(RAW DATA):
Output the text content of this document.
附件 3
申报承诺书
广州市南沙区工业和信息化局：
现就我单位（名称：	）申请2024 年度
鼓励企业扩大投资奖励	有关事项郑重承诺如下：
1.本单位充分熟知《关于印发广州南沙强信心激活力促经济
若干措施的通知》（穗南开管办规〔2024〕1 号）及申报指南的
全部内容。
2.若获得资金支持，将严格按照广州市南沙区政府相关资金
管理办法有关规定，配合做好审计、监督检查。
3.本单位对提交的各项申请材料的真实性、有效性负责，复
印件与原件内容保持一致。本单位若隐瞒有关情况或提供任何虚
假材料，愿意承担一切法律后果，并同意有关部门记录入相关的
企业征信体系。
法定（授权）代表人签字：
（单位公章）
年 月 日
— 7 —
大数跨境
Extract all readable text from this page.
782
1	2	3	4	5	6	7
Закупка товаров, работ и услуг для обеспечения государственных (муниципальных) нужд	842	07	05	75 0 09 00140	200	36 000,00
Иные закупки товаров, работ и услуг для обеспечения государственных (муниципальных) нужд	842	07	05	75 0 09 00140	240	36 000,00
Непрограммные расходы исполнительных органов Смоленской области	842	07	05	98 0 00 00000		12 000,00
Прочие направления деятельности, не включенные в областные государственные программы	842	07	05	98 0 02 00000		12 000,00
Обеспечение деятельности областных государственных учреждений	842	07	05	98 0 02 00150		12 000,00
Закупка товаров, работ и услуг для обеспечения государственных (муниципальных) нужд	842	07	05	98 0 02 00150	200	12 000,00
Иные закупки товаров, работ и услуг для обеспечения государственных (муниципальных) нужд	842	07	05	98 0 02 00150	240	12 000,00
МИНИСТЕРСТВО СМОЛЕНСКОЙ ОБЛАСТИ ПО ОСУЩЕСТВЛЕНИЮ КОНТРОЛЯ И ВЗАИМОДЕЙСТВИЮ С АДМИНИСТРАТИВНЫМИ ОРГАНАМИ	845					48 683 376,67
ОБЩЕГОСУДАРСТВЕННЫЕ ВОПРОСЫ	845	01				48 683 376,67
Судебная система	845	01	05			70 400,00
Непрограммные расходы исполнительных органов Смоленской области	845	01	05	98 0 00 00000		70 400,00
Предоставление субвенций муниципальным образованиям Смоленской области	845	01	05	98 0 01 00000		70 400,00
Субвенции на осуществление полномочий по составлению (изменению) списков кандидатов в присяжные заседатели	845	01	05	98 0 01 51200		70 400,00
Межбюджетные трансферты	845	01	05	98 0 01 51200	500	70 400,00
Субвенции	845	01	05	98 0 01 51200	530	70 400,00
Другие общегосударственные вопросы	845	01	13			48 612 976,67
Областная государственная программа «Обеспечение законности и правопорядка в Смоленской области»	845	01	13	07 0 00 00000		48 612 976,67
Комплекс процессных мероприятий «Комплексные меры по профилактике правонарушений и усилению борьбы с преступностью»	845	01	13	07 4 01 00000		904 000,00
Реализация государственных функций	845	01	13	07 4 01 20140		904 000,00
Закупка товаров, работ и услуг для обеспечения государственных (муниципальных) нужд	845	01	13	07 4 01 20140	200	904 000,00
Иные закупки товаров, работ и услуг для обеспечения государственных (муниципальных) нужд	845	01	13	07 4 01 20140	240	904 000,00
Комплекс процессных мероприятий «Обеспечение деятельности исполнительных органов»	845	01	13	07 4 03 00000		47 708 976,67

(PROBLEM DETAILS):
Count how many lines of the data include the word "работ". Your reply should be that number alone.

(TASK SOLUTION):
6